Return the lines below that carry the word "Critical".
##############################
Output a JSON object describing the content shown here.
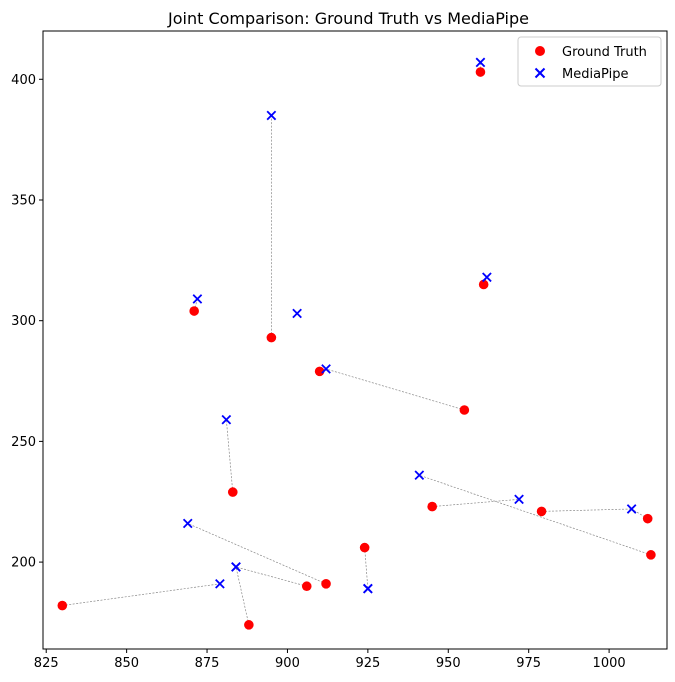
{
  "chart_data": {
    "type": "scatter",
    "title": "Joint Comparison: Ground Truth vs MediaPipe",
    "xlabel": "",
    "ylabel": "",
    "xlim": [
      824,
      1018
    ],
    "ylim": [
      164,
      420
    ],
    "xticks": [
      825,
      850,
      875,
      900,
      925,
      950,
      975,
      1000
    ],
    "yticks": [
      200,
      250,
      300,
      350,
      400
    ],
    "grid": false,
    "legend": "top-right",
    "series": [
      {
        "name": "Ground Truth",
        "marker": "circle",
        "color": "#ff0000",
        "points": [
          [
            960,
            403
          ],
          [
            961,
            315
          ],
          [
            871,
            304
          ],
          [
            895,
            293
          ],
          [
            910,
            279
          ],
          [
            955,
            263
          ],
          [
            883,
            229
          ],
          [
            945,
            223
          ],
          [
            979,
            221
          ],
          [
            1012,
            218
          ],
          [
            1013,
            203
          ],
          [
            924,
            206
          ],
          [
            912,
            191
          ],
          [
            906,
            190
          ],
          [
            830,
            182
          ],
          [
            888,
            174
          ]
        ]
      },
      {
        "name": "MediaPipe",
        "marker": "x",
        "color": "#0000ff",
        "points": [
          [
            960,
            407
          ],
          [
            962,
            318
          ],
          [
            872,
            309
          ],
          [
            895,
            385
          ],
          [
            912,
            280
          ],
          [
            903,
            303
          ],
          [
            881,
            259
          ],
          [
            972,
            226
          ],
          [
            1007,
            222
          ],
          [
            941,
            236
          ],
          [
            869,
            216
          ],
          [
            925,
            189
          ],
          [
            879,
            191
          ],
          [
            884,
            198
          ],
          [
            884,
            198
          ],
          [
            925,
            189
          ]
        ]
      }
    ],
    "connections": [
      [
        [
          960,
          403
        ],
        [
          960,
          407
        ]
      ],
      [
        [
          961,
          315
        ],
        [
          962,
          318
        ]
      ],
      [
        [
          871,
          304
        ],
        [
          872,
          309
        ]
      ],
      [
        [
          895,
          293
        ],
        [
          895,
          385
        ]
      ],
      [
        [
          910,
          279
        ],
        [
          912,
          280
        ]
      ],
      [
        [
          955,
          263
        ],
        [
          912,
          280
        ]
      ],
      [
        [
          883,
          229
        ],
        [
          881,
          259
        ]
      ],
      [
        [
          945,
          223
        ],
        [
          972,
          226
        ]
      ],
      [
        [
          979,
          221
        ],
        [
          1007,
          222
        ]
      ],
      [
        [
          1012,
          218
        ],
        [
          1007,
          222
        ]
      ],
      [
        [
          1013,
          203
        ],
        [
          941,
          236
        ]
      ],
      [
        [
          924,
          206
        ],
        [
          925,
          189
        ]
      ],
      [
        [
          912,
          191
        ],
        [
          869,
          216
        ]
      ],
      [
        [
          906,
          190
        ],
        [
          884,
          198
        ]
      ],
      [
        [
          830,
          182
        ],
        [
          879,
          191
        ]
      ],
      [
        [
          888,
          174
        ],
        [
          884,
          198
        ]
      ]
    ],
    "connection_color": "#888888"
  }
}
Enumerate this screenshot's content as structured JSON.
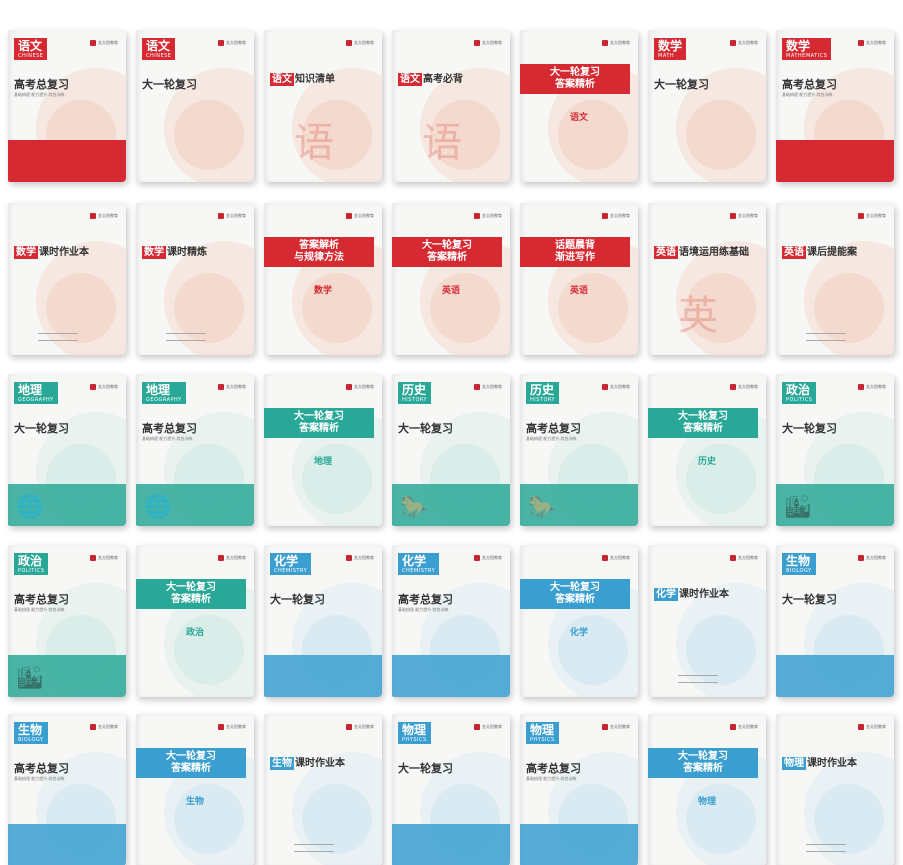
{
  "colors": {
    "red": "#d52a32",
    "green": "#2aa897",
    "blue": "#3a9fd0",
    "blue_light": "#4fb6e3"
  },
  "logo_text": "金太阳教育",
  "books": [
    {
      "style": "tag-band",
      "color": "red",
      "tag": "语文",
      "tag_en": "CHINESE",
      "title": "高考总复习",
      "sub": "基础梳理  能力提升  综合训练",
      "glyph": ""
    },
    {
      "style": "tag",
      "color": "red",
      "tag": "语文",
      "tag_en": "CHINESE",
      "title": "大一轮复习",
      "sub": "",
      "glyph": ""
    },
    {
      "style": "inline",
      "color": "red",
      "hl": "语文",
      "title_rest": "知识清单",
      "glyph": "语"
    },
    {
      "style": "inline",
      "color": "red",
      "hl": "语文",
      "title_rest": "高考必背",
      "glyph": "语"
    },
    {
      "style": "ribbon",
      "color": "red",
      "ribbon": "大一轮复习\n答案精析",
      "ribbon_sub": "语文"
    },
    {
      "style": "tag",
      "color": "red",
      "tag": "数学",
      "tag_en": "MATH",
      "title": "大一轮复习",
      "sub": "",
      "glyph": ""
    },
    {
      "style": "tag-band",
      "color": "red",
      "tag": "数学",
      "tag_en": "MATHEMATICS",
      "title": "高考总复习",
      "sub": "基础梳理  能力提升  综合训练",
      "glyph": ""
    },
    {
      "style": "inline",
      "color": "red",
      "hl": "数学",
      "title_rest": "课时作业本",
      "glyph": ""
    },
    {
      "style": "inline",
      "color": "red",
      "hl": "数学",
      "title_rest": "课时精炼",
      "glyph": ""
    },
    {
      "style": "ribbon",
      "color": "red",
      "ribbon": "答案解析\n与规律方法",
      "ribbon_sub": "数学"
    },
    {
      "style": "ribbon",
      "color": "red",
      "ribbon": "大一轮复习\n答案精析",
      "ribbon_sub": "英语"
    },
    {
      "style": "ribbon",
      "color": "red",
      "ribbon": "话题晨背\n渐进写作",
      "ribbon_sub": "英语"
    },
    {
      "style": "inline",
      "color": "red",
      "hl": "英语",
      "title_rest": "语境运用练基础",
      "glyph": "英"
    },
    {
      "style": "inline",
      "color": "red",
      "hl": "英语",
      "title_rest": "课后提能案",
      "glyph": ""
    },
    {
      "style": "tag-band",
      "color": "green",
      "tag": "地理",
      "tag_en": "GEOGRAPHY",
      "title": "大一轮复习",
      "sub": "",
      "glyph": "🌐"
    },
    {
      "style": "tag-band",
      "color": "green",
      "tag": "地理",
      "tag_en": "GEOGRAPHY",
      "title": "高考总复习",
      "sub": "基础梳理  能力提升  综合训练",
      "glyph": "🌐"
    },
    {
      "style": "ribbon",
      "color": "green",
      "ribbon": "大一轮复习\n答案精析",
      "ribbon_sub": "地理"
    },
    {
      "style": "tag-band",
      "color": "green",
      "tag": "历史",
      "tag_en": "HISTORY",
      "title": "大一轮复习",
      "sub": "",
      "glyph": "🐎"
    },
    {
      "style": "tag-band",
      "color": "green",
      "tag": "历史",
      "tag_en": "HISTORY",
      "title": "高考总复习",
      "sub": "基础梳理  能力提升  综合训练",
      "glyph": "🐎"
    },
    {
      "style": "ribbon",
      "color": "green",
      "ribbon": "大一轮复习\n答案精析",
      "ribbon_sub": "历史"
    },
    {
      "style": "tag-band",
      "color": "green",
      "tag": "政治",
      "tag_en": "POLITICS",
      "title": "大一轮复习",
      "sub": "",
      "glyph": "🏙"
    },
    {
      "style": "tag-band",
      "color": "green",
      "tag": "政治",
      "tag_en": "POLITICS",
      "title": "高考总复习",
      "sub": "基础梳理  能力提升  综合训练",
      "glyph": "🏙"
    },
    {
      "style": "ribbon",
      "color": "green",
      "ribbon": "大一轮复习\n答案精析",
      "ribbon_sub": "政治"
    },
    {
      "style": "tag-band",
      "color": "blue",
      "tag": "化学",
      "tag_en": "CHEMISTRY",
      "title": "大一轮复习",
      "sub": "",
      "glyph": ""
    },
    {
      "style": "tag-band",
      "color": "blue",
      "tag": "化学",
      "tag_en": "CHEMISTRY",
      "title": "高考总复习",
      "sub": "基础梳理  能力提升  综合训练",
      "glyph": ""
    },
    {
      "style": "ribbon",
      "color": "blue",
      "ribbon": "大一轮复习\n答案精析",
      "ribbon_sub": "化学"
    },
    {
      "style": "inline",
      "color": "blue",
      "hl": "化学",
      "title_rest": "课时作业本",
      "glyph": ""
    },
    {
      "style": "tag-band",
      "color": "blue",
      "tag": "生物",
      "tag_en": "BIOLOGY",
      "title": "大一轮复习",
      "sub": "",
      "glyph": ""
    },
    {
      "style": "tag-band",
      "color": "blue",
      "tag": "生物",
      "tag_en": "BIOLOGY",
      "title": "高考总复习",
      "sub": "基础梳理  能力提升  综合训练",
      "glyph": ""
    },
    {
      "style": "ribbon",
      "color": "blue",
      "ribbon": "大一轮复习\n答案精析",
      "ribbon_sub": "生物"
    },
    {
      "style": "inline",
      "color": "blue",
      "hl": "生物",
      "title_rest": "课时作业本",
      "glyph": ""
    },
    {
      "style": "tag-band",
      "color": "blue",
      "tag": "物理",
      "tag_en": "PHYSICS",
      "title": "大一轮复习",
      "sub": "",
      "glyph": ""
    },
    {
      "style": "tag-band",
      "color": "blue",
      "tag": "物理",
      "tag_en": "PHYSICS",
      "title": "高考总复习",
      "sub": "基础梳理  能力提升  综合训练",
      "glyph": ""
    },
    {
      "style": "ribbon",
      "color": "blue",
      "ribbon": "大一轮复习\n答案精析",
      "ribbon_sub": "物理"
    },
    {
      "style": "inline",
      "color": "blue",
      "hl": "物理",
      "title_rest": "课时作业本",
      "glyph": ""
    }
  ]
}
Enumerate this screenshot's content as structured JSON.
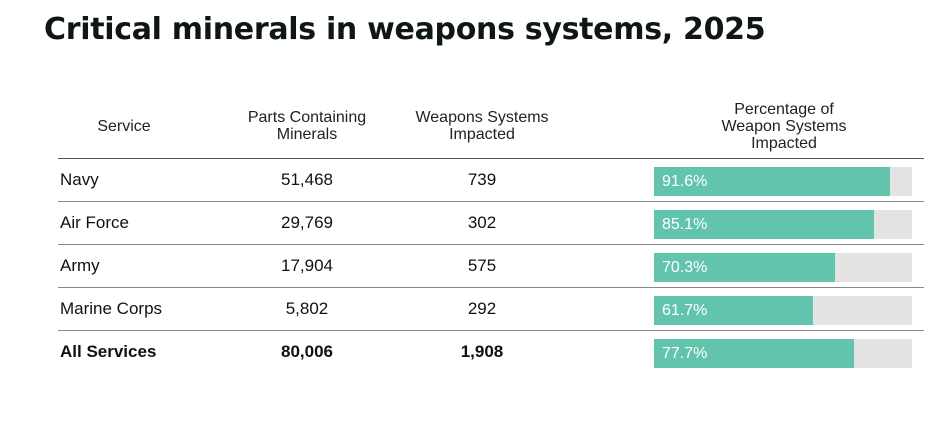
{
  "title": "Critical minerals in weapons systems, 2025",
  "headers": {
    "service": "Service",
    "parts": [
      "Parts Containing",
      "Minerals"
    ],
    "weapons": [
      "Weapons Systems",
      "Impacted"
    ],
    "percentage": [
      "Percentage of",
      "Weapon Systems",
      "Impacted"
    ]
  },
  "chart_data": {
    "type": "table",
    "title": "Critical minerals in weapons systems, 2025",
    "columns": [
      "Service",
      "Parts Containing Minerals",
      "Weapons Systems Impacted",
      "Percentage of Weapon Systems Impacted"
    ],
    "rows": [
      {
        "service": "Navy",
        "parts": "51,468",
        "weapons": "739",
        "pct_label": "91.6%",
        "pct": 91.6,
        "bold": false
      },
      {
        "service": "Air Force",
        "parts": "29,769",
        "weapons": "302",
        "pct_label": "85.1%",
        "pct": 85.1,
        "bold": false
      },
      {
        "service": "Army",
        "parts": "17,904",
        "weapons": "575",
        "pct_label": "70.3%",
        "pct": 70.3,
        "bold": false
      },
      {
        "service": "Marine Corps",
        "parts": "5,802",
        "weapons": "292",
        "pct_label": "61.7%",
        "pct": 61.7,
        "bold": false
      },
      {
        "service": "All Services",
        "parts": "80,006",
        "weapons": "1,908",
        "pct_label": "77.7%",
        "pct": 77.7,
        "bold": true
      }
    ],
    "pct_range": [
      0,
      100
    ],
    "colors": {
      "bar": "#62c4ad",
      "track": "#e3e3e3"
    }
  }
}
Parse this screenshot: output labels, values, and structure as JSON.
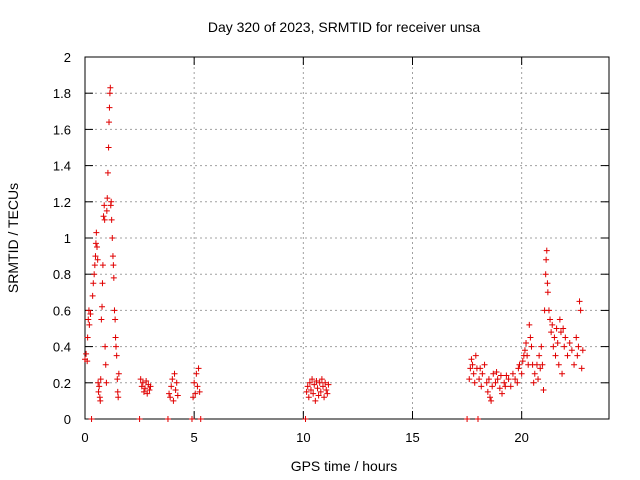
##############################
Response.
  "title": "Critical minerals in weapons systems, 2025",
    "title": "Critical minerals in weapons systems, 2025",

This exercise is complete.